§ WORK INSTRUCTIONS: Word for word, quote all of the material, omitting the pictures.

§ DATA FOR THIS TASK:
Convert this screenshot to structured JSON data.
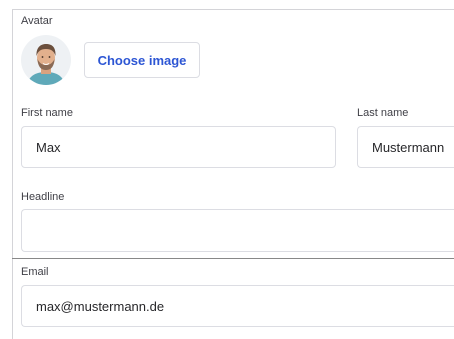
{
  "form": {
    "avatar_label": "Avatar",
    "choose_image_label": "Choose image",
    "first_name_label": "First name",
    "first_name_value": "Max",
    "last_name_label": "Last name",
    "last_name_value": "Mustermann",
    "headline_label": "Headline",
    "headline_value": "",
    "email_label": "Email",
    "email_value": "max@mustermann.de"
  },
  "colors": {
    "accent": "#2d56d4",
    "border": "#dcdde3"
  },
  "icons": {
    "avatar": "user-avatar-photo"
  }
}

§ SOLUTION TO THIS EXERCISE:
Convert this screenshot to structured JSON data.
{
  "form": {
    "avatar_label": "Avatar",
    "choose_image_label": "Choose image",
    "first_name_label": "First name",
    "first_name_value": "Max",
    "last_name_label": "Last name",
    "last_name_value": "Mustermann",
    "headline_label": "Headline",
    "headline_value": "",
    "email_label": "Email",
    "email_value": "max@mustermann.de"
  },
  "colors": {
    "accent": "#2d56d4",
    "border": "#dcdde3"
  },
  "icons": {
    "avatar": "user-avatar-photo"
  }
}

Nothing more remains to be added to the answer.